WHAT YOU SHOULD DO — Below is a block of data; give all of it again word for word.

------------

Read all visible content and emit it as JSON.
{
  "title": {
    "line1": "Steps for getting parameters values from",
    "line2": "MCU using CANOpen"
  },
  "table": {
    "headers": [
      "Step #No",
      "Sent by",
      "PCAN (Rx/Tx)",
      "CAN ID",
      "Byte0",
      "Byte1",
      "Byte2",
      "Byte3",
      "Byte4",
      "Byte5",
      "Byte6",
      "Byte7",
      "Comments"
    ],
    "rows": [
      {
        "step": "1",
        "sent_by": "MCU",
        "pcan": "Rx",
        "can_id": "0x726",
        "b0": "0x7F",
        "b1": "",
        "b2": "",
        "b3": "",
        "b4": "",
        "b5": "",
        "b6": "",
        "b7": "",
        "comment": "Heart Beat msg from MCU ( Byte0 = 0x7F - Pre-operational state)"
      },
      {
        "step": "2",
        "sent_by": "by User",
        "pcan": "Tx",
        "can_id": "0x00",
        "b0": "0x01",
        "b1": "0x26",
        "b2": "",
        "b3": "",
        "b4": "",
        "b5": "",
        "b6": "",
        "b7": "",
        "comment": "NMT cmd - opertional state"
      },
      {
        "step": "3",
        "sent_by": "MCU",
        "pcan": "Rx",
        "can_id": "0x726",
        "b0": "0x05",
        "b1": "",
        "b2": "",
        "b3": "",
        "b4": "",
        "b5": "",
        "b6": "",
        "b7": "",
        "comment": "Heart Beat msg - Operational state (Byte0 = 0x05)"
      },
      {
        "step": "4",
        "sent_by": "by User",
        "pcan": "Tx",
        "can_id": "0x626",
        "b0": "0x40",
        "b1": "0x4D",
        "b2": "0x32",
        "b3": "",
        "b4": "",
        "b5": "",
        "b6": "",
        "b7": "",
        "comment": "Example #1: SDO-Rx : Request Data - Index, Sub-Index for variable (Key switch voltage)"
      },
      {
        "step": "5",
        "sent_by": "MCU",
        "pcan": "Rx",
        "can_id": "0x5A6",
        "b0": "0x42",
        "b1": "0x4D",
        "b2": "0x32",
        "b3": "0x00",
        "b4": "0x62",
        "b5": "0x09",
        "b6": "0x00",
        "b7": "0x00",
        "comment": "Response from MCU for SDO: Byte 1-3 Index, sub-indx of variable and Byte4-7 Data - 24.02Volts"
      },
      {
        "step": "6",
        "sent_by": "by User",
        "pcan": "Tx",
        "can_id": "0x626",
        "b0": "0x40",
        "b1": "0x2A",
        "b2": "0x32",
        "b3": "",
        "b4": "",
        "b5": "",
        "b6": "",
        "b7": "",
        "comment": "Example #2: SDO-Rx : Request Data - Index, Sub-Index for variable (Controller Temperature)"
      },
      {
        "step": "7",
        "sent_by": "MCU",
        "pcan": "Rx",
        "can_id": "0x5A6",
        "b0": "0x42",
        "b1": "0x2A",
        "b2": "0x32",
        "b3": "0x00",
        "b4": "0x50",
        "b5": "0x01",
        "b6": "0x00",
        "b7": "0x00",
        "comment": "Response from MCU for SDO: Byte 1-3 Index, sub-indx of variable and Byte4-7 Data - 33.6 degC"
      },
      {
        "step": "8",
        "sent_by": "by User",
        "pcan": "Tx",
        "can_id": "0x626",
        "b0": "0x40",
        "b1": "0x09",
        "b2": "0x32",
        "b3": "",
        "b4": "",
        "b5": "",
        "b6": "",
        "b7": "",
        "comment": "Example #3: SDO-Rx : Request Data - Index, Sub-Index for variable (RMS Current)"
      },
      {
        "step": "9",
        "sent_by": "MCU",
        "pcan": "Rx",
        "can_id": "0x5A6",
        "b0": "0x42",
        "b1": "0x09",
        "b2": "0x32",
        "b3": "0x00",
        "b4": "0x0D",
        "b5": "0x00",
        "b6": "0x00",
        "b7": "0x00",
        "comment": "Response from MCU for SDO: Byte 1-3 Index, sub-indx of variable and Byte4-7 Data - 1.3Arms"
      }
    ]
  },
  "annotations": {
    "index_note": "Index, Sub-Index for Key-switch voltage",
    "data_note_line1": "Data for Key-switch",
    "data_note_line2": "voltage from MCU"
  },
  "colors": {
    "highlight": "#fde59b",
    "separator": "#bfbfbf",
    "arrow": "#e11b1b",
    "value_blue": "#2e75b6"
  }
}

------------

ANSWER TO THIS PROBLEM —
Read all visible content and emit it as JSON.
{
  "title": {
    "line1": "Steps for getting parameters values from",
    "line2": "MCU using CANOpen"
  },
  "table": {
    "headers": [
      "Step #No",
      "Sent by",
      "PCAN (Rx/Tx)",
      "CAN ID",
      "Byte0",
      "Byte1",
      "Byte2",
      "Byte3",
      "Byte4",
      "Byte5",
      "Byte6",
      "Byte7",
      "Comments"
    ],
    "rows": [
      {
        "step": "1",
        "sent_by": "MCU",
        "pcan": "Rx",
        "can_id": "0x726",
        "b0": "0x7F",
        "b1": "",
        "b2": "",
        "b3": "",
        "b4": "",
        "b5": "",
        "b6": "",
        "b7": "",
        "comment": "Heart Beat msg from MCU ( Byte0 = 0x7F - Pre-operational state)"
      },
      {
        "step": "2",
        "sent_by": "by User",
        "pcan": "Tx",
        "can_id": "0x00",
        "b0": "0x01",
        "b1": "0x26",
        "b2": "",
        "b3": "",
        "b4": "",
        "b5": "",
        "b6": "",
        "b7": "",
        "comment": "NMT cmd - opertional state"
      },
      {
        "step": "3",
        "sent_by": "MCU",
        "pcan": "Rx",
        "can_id": "0x726",
        "b0": "0x05",
        "b1": "",
        "b2": "",
        "b3": "",
        "b4": "",
        "b5": "",
        "b6": "",
        "b7": "",
        "comment": "Heart Beat msg - Operational state (Byte0 = 0x05)"
      },
      {
        "step": "4",
        "sent_by": "by User",
        "pcan": "Tx",
        "can_id": "0x626",
        "b0": "0x40",
        "b1": "0x4D",
        "b2": "0x32",
        "b3": "",
        "b4": "",
        "b5": "",
        "b6": "",
        "b7": "",
        "comment": "Example #1: SDO-Rx : Request Data - Index, Sub-Index for variable (Key switch voltage)"
      },
      {
        "step": "5",
        "sent_by": "MCU",
        "pcan": "Rx",
        "can_id": "0x5A6",
        "b0": "0x42",
        "b1": "0x4D",
        "b2": "0x32",
        "b3": "0x00",
        "b4": "0x62",
        "b5": "0x09",
        "b6": "0x00",
        "b7": "0x00",
        "comment": "Response from MCU for SDO: Byte 1-3 Index, sub-indx of variable and Byte4-7 Data - 24.02Volts"
      },
      {
        "step": "6",
        "sent_by": "by User",
        "pcan": "Tx",
        "can_id": "0x626",
        "b0": "0x40",
        "b1": "0x2A",
        "b2": "0x32",
        "b3": "",
        "b4": "",
        "b5": "",
        "b6": "",
        "b7": "",
        "comment": "Example #2: SDO-Rx : Request Data - Index, Sub-Index for variable (Controller Temperature)"
      },
      {
        "step": "7",
        "sent_by": "MCU",
        "pcan": "Rx",
        "can_id": "0x5A6",
        "b0": "0x42",
        "b1": "0x2A",
        "b2": "0x32",
        "b3": "0x00",
        "b4": "0x50",
        "b5": "0x01",
        "b6": "0x00",
        "b7": "0x00",
        "comment": "Response from MCU for SDO: Byte 1-3 Index, sub-indx of variable and Byte4-7 Data - 33.6 degC"
      },
      {
        "step": "8",
        "sent_by": "by User",
        "pcan": "Tx",
        "can_id": "0x626",
        "b0": "0x40",
        "b1": "0x09",
        "b2": "0x32",
        "b3": "",
        "b4": "",
        "b5": "",
        "b6": "",
        "b7": "",
        "comment": "Example #3: SDO-Rx : Request Data - Index, Sub-Index for variable (RMS Current)"
      },
      {
        "step": "9",
        "sent_by": "MCU",
        "pcan": "Rx",
        "can_id": "0x5A6",
        "b0": "0x42",
        "b1": "0x09",
        "b2": "0x32",
        "b3": "0x00",
        "b4": "0x0D",
        "b5": "0x00",
        "b6": "0x00",
        "b7": "0x00",
        "comment": "Response from MCU for SDO: Byte 1-3 Index, sub-indx of variable and Byte4-7 Data - 1.3Arms"
      }
    ]
  },
  "annotations": {
    "index_note": "Index, Sub-Index for Key-switch voltage",
    "data_note_line1": "Data for Key-switch",
    "data_note_line2": "voltage from MCU"
  },
  "colors": {
    "highlight": "#fde59b",
    "separator": "#bfbfbf",
    "arrow": "#e11b1b",
    "value_blue": "#2e75b6"
  }
}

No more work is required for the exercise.